PROBLEM REQUIREMENTS -> Without the pictures, copy all the entries below exactly.

RECORDS TO PROCESS ->
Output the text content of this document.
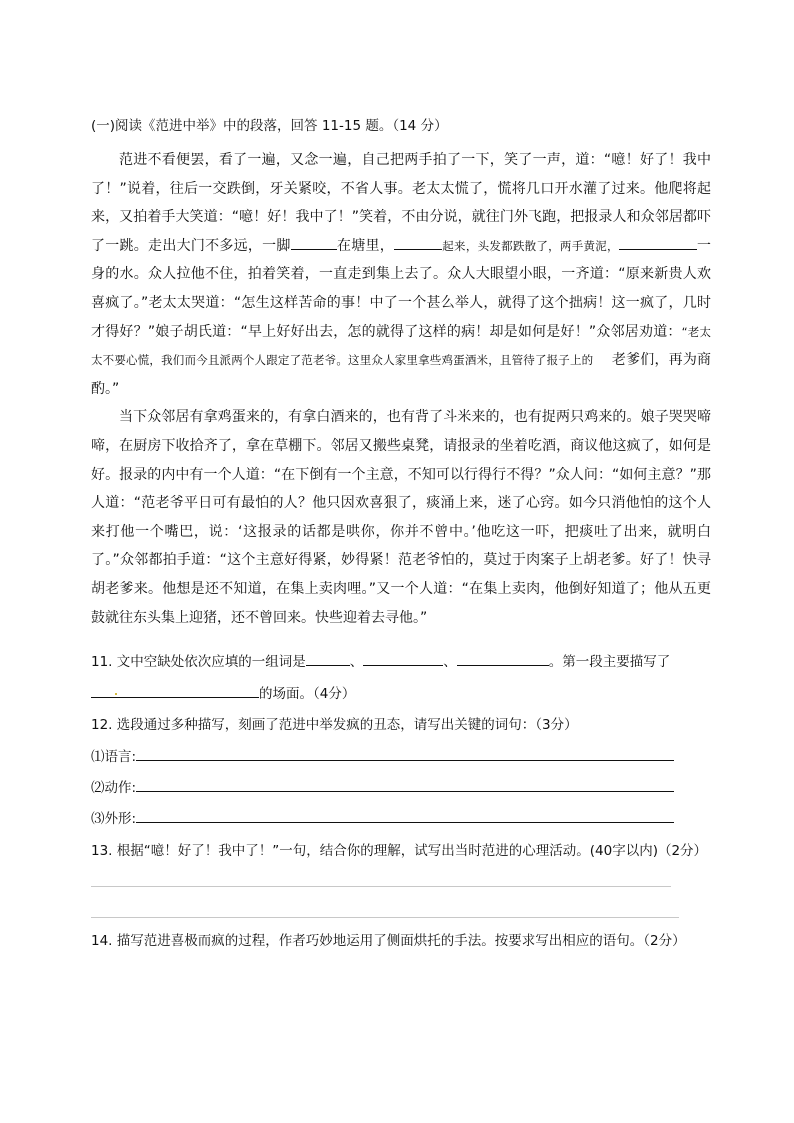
(一)阅读《范进中举》中的段落，回答 11-15 题。（14 分）

范进不看便罢，看了一遍，又念一遍，自己把两手拍了一下，笑了一声，道：“噫！好了！我中了！”说着，往后一交跌倒，牙关紧咬，不省人事。老太太慌了，慌将几口开水灌了过来。他爬将起来，又拍着手大笑道：“噫！好！我中了！”笑着，不由分说，就往门外飞跑，把报录人和众邻居都吓了一跳。走出大门不多远，一脚	在塘里，	起来，头发都跌散了，两手黄泥，	一身的水。众人拉他不住，拍着笑着，一直走到集上去了。众人大眼望小眼，一齐道：“原来新贵人欢喜疯了。”老太太哭道：“怎生这样苦命的事！中了一个甚么举人，就得了这个拙病！这一疯了，几时才得好？”娘子胡氏道：“早上好好出去，怎的就得了这样的病！却是如何是好！”众邻居劝道：“老太太不要心慌，我们而今且派两个人跟定了范老爷。这里众人家里拿些鸡蛋酒米，且管待了报子上的 老爹们，再为商酌。”

当下众邻居有拿鸡蛋来的，有拿白酒来的，也有背了斗米来的，也有捉两只鸡来的。娘子哭哭啼啼，在厨房下收拾齐了，拿在草棚下。邻居又搬些桌凳，请报录的坐着吃酒，商议他这疯了，如何是好。报录的内中有一个人道：“在下倒有一个主意，不知可以行得行不得？”众人问：“如何主意？”那人道：“范老爷平日可有最怕的人？他只因欢喜狠了，痰涌上来，迷了心窍。如今只消他怕的这个人来打他一个嘴巴，说：‘这报录的话都是哄你，你并不曾中。’他吃这一吓，把痰吐了出来，就明白了。”众邻都拍手道：“这个主意好得紧，妙得紧！范老爷怕的，莫过于肉案子上胡老爹。好了！快寻胡老爹来。他想是还不知道，在集上卖肉哩。”又一个人道：“在集上卖肉，他倒好知道了；他从五更鼓就往东头集上迎猪，还不曾回来。快些迎着去寻他。”

11. 文中空缺处依次应填的一组词是	、	、	。第一段主要描写了
的场面。（4分）
12. 选段通过多种描写，刻画了范进中举发疯的丑态，请写出关键的词句：（3分）
⑴语言:
⑵动作:
⑶外形:
13. 根据“噫！好了！我中了！”一句，结合你的理解，试写出当时范进的心理活动。(40字以内)（2分）
14. 描写范进喜极而疯的过程，作者巧妙地运用了侧面烘托的手法。按要求写出相应的语句。（2分）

FINISHED ANSWER ->
Output the text content of this document.
(一)阅读《范进中举》中的段落，回答 11-15 题。（14 分）

范进不看便罢，看了一遍，又念一遍，自己把两手拍了一下，笑了一声，道：“噫！好了！我中了！”说着，往后一交跌倒，牙关紧咬，不省人事。老太太慌了，慌将几口开水灌了过来。他爬将起来，又拍着手大笑道：“噫！好！我中了！”笑着，不由分说，就往门外飞跑，把报录人和众邻居都吓了一跳。走出大门不多远，一脚	在塘里，	起来，头发都跌散了，两手黄泥，	一身的水。众人拉他不住，拍着笑着，一直走到集上去了。众人大眼望小眼，一齐道：“原来新贵人欢喜疯了。”老太太哭道：“怎生这样苦命的事！中了一个甚么举人，就得了这个拙病！这一疯了，几时才得好？”娘子胡氏道：“早上好好出去，怎的就得了这样的病！却是如何是好！”众邻居劝道：“老太太不要心慌，我们而今且派两个人跟定了范老爷。这里众人家里拿些鸡蛋酒米，且管待了报子上的 老爹们，再为商酌。”

当下众邻居有拿鸡蛋来的，有拿白酒来的，也有背了斗米来的，也有捉两只鸡来的。娘子哭哭啼啼，在厨房下收拾齐了，拿在草棚下。邻居又搬些桌凳，请报录的坐着吃酒，商议他这疯了，如何是好。报录的内中有一个人道：“在下倒有一个主意，不知可以行得行不得？”众人问：“如何主意？”那人道：“范老爷平日可有最怕的人？他只因欢喜狠了，痰涌上来，迷了心窍。如今只消他怕的这个人来打他一个嘴巴，说：‘这报录的话都是哄你，你并不曾中。’他吃这一吓，把痰吐了出来，就明白了。”众邻都拍手道：“这个主意好得紧，妙得紧！范老爷怕的，莫过于肉案子上胡老爹。好了！快寻胡老爹来。他想是还不知道，在集上卖肉哩。”又一个人道：“在集上卖肉，他倒好知道了；他从五更鼓就往东头集上迎猪，还不曾回来。快些迎着去寻他。”

11. 文中空缺处依次应填的一组词是	、	、	。第一段主要描写了
的场面。（4分）
12. 选段通过多种描写，刻画了范进中举发疯的丑态，请写出关键的词句：（3分）
⑴语言:
⑵动作:
⑶外形:
13. 根据“噫！好了！我中了！”一句，结合你的理解，试写出当时范进的心理活动。(40字以内)（2分）
14. 描写范进喜极而疯的过程，作者巧妙地运用了侧面烘托的手法。按要求写出相应的语句。（2分）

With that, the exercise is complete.